● EXERCISE DIRECTIONS: Read the records and write them out again exactly.

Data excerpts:
— Begin —
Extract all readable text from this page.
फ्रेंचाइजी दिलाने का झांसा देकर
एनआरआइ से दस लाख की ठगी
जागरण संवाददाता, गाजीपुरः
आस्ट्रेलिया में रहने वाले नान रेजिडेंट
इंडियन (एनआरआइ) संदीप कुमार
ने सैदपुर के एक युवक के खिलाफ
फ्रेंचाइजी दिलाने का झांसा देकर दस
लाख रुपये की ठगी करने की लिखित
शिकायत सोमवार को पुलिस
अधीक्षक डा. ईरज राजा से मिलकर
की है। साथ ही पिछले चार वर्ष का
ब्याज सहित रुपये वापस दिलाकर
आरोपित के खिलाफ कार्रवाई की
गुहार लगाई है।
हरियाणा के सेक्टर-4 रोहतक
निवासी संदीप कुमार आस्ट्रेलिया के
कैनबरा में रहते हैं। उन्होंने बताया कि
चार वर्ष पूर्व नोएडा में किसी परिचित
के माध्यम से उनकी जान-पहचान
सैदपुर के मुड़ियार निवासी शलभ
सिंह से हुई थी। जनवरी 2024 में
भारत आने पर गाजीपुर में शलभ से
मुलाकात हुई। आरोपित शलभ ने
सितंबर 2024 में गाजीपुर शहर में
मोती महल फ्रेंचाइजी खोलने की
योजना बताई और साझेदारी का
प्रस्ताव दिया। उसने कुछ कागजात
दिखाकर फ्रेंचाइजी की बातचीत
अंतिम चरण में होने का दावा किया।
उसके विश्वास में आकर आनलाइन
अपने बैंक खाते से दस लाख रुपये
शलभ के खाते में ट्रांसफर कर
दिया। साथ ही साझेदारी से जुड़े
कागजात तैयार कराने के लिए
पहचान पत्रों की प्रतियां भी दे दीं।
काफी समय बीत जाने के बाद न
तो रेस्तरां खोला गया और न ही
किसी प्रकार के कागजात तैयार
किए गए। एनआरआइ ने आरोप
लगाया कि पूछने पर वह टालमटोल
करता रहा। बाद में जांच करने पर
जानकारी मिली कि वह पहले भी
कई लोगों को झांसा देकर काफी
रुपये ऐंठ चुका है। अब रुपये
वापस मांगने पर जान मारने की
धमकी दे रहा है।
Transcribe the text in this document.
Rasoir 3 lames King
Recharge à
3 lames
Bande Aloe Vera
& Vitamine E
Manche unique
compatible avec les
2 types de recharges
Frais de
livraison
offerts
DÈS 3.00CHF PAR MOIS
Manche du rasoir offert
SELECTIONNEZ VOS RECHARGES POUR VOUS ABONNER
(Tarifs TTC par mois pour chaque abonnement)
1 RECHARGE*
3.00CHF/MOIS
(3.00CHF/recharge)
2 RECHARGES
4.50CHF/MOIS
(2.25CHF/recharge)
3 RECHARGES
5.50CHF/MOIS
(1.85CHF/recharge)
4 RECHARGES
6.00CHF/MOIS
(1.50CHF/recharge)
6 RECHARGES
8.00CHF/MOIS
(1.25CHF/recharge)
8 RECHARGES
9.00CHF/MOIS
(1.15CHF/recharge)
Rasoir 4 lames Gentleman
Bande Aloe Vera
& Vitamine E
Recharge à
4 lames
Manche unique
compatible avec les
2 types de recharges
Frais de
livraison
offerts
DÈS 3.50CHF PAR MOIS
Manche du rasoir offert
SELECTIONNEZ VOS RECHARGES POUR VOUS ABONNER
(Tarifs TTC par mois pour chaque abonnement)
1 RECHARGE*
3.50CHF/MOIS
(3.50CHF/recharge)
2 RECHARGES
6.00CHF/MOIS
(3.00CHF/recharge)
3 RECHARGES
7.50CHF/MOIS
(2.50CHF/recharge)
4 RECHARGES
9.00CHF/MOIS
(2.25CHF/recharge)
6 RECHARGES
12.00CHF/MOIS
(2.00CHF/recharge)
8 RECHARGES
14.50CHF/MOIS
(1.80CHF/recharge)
— End —
● FINAL ANSWER:
Extract all readable text from this page.
फ्रेंचाइजी दिलाने का झांसा देकर
एनआरआइ से दस लाख की ठगी
जागरण संवाददाता, गाजीपुरः
आस्ट्रेलिया में रहने वाले नान रेजिडेंट
इंडियन (एनआरआइ) संदीप कुमार
ने सैदपुर के एक युवक के खिलाफ
फ्रेंचाइजी दिलाने का झांसा देकर दस
लाख रुपये की ठगी करने की लिखित
शिकायत सोमवार को पुलिस
अधीक्षक डा. ईरज राजा से मिलकर
की है। साथ ही पिछले चार वर्ष का
ब्याज सहित रुपये वापस दिलाकर
आरोपित के खिलाफ कार्रवाई की
गुहार लगाई है।
हरियाणा के सेक्टर-4 रोहतक
निवासी संदीप कुमार आस्ट्रेलिया के
कैनबरा में रहते हैं। उन्होंने बताया कि
चार वर्ष पूर्व नोएडा में किसी परिचित
के माध्यम से उनकी जान-पहचान
सैदपुर के मुड़ियार निवासी शलभ
सिंह से हुई थी। जनवरी 2024 में
भारत आने पर गाजीपुर में शलभ से
मुलाकात हुई। आरोपित शलभ ने
सितंबर 2024 में गाजीपुर शहर में
मोती महल फ्रेंचाइजी खोलने की
योजना बताई और साझेदारी का
प्रस्ताव दिया। उसने कुछ कागजात
दिखाकर फ्रेंचाइजी की बातचीत
अंतिम चरण में होने का दावा किया।
उसके विश्वास में आकर आनलाइन
अपने बैंक खाते से दस लाख रुपये
शलभ के खाते में ट्रांसफर कर
दिया। साथ ही साझेदारी से जुड़े
कागजात तैयार कराने के लिए
पहचान पत्रों की प्रतियां भी दे दीं।
काफी समय बीत जाने के बाद न
तो रेस्तरां खोला गया और न ही
किसी प्रकार के कागजात तैयार
किए गए। एनआरआइ ने आरोप
लगाया कि पूछने पर वह टालमटोल
करता रहा। बाद में जांच करने पर
जानकारी मिली कि वह पहले भी
कई लोगों को झांसा देकर काफी
रुपये ऐंठ चुका है। अब रुपये
वापस मांगने पर जान मारने की
धमकी दे रहा है।
Transcribe the text in this document.
Rasoir 3 lames King
Recharge à
3 lames
Bande Aloe Vera
& Vitamine E
Manche unique
compatible avec les
2 types de recharges
Frais de
livraison
offerts
DÈS 3.00CHF PAR MOIS
Manche du rasoir offert
SELECTIONNEZ VOS RECHARGES POUR VOUS ABONNER
(Tarifs TTC par mois pour chaque abonnement)
1 RECHARGE*
3.00CHF/MOIS
(3.00CHF/recharge)
2 RECHARGES
4.50CHF/MOIS
(2.25CHF/recharge)
3 RECHARGES
5.50CHF/MOIS
(1.85CHF/recharge)
4 RECHARGES
6.00CHF/MOIS
(1.50CHF/recharge)
6 RECHARGES
8.00CHF/MOIS
(1.25CHF/recharge)
8 RECHARGES
9.00CHF/MOIS
(1.15CHF/recharge)
Rasoir 4 lames Gentleman
Bande Aloe Vera
& Vitamine E
Recharge à
4 lames
Manche unique
compatible avec les
2 types de recharges
Frais de
livraison
offerts
DÈS 3.50CHF PAR MOIS
Manche du rasoir offert
SELECTIONNEZ VOS RECHARGES POUR VOUS ABONNER
(Tarifs TTC par mois pour chaque abonnement)
1 RECHARGE*
3.50CHF/MOIS
(3.50CHF/recharge)
2 RECHARGES
6.00CHF/MOIS
(3.00CHF/recharge)
3 RECHARGES
7.50CHF/MOIS
(2.50CHF/recharge)
4 RECHARGES
9.00CHF/MOIS
(2.25CHF/recharge)
6 RECHARGES
12.00CHF/MOIS
(2.00CHF/recharge)
8 RECHARGES
14.50CHF/MOIS
(1.80CHF/recharge)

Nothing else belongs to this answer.